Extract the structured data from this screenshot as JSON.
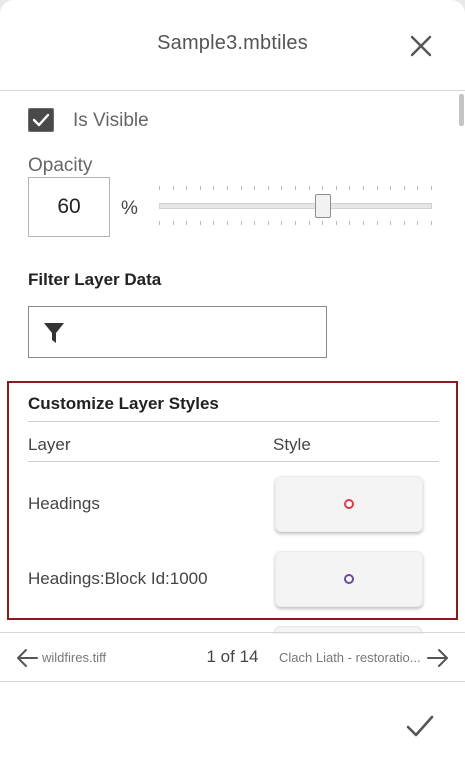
{
  "header": {
    "title": "Sample3.mbtiles",
    "close_icon": "close-icon"
  },
  "visibility": {
    "label": "Is Visible",
    "checked": true
  },
  "opacity": {
    "label": "Opacity",
    "value": "60",
    "unit": "%",
    "slider_percent": 60
  },
  "filter": {
    "heading": "Filter Layer Data",
    "value": "",
    "placeholder": "",
    "icon": "filter-icon"
  },
  "styles": {
    "heading": "Customize Layer Styles",
    "columns": {
      "layer": "Layer",
      "style": "Style"
    },
    "rows": [
      {
        "layer": "Headings",
        "style_color": "#e53a46"
      },
      {
        "layer": "Headings:Block Id:1000",
        "style_color": "#6a4a9e"
      }
    ]
  },
  "nav": {
    "prev_label": "wildfires.tiff",
    "page_text": "1 of 14",
    "next_label": "Clach Liath - restoratio..."
  },
  "footer": {
    "ok_icon": "checkmark-icon"
  },
  "colors": {
    "highlight_border": "#8b1a1a",
    "checkbox_fill": "#4a4a4a"
  }
}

################

What needs to be done:
Repeat the material verbatim. Do not carry over any picture.

Output:
Extract the structured data from this screenshot as JSON.
{
  "header": {
    "title": "Sample3.mbtiles",
    "close_icon": "close-icon"
  },
  "visibility": {
    "label": "Is Visible",
    "checked": true
  },
  "opacity": {
    "label": "Opacity",
    "value": "60",
    "unit": "%",
    "slider_percent": 60
  },
  "filter": {
    "heading": "Filter Layer Data",
    "value": "",
    "placeholder": "",
    "icon": "filter-icon"
  },
  "styles": {
    "heading": "Customize Layer Styles",
    "columns": {
      "layer": "Layer",
      "style": "Style"
    },
    "rows": [
      {
        "layer": "Headings",
        "style_color": "#e53a46"
      },
      {
        "layer": "Headings:Block Id:1000",
        "style_color": "#6a4a9e"
      }
    ]
  },
  "nav": {
    "prev_label": "wildfires.tiff",
    "page_text": "1 of 14",
    "next_label": "Clach Liath - restoratio..."
  },
  "footer": {
    "ok_icon": "checkmark-icon"
  },
  "colors": {
    "highlight_border": "#8b1a1a",
    "checkbox_fill": "#4a4a4a"
  }
}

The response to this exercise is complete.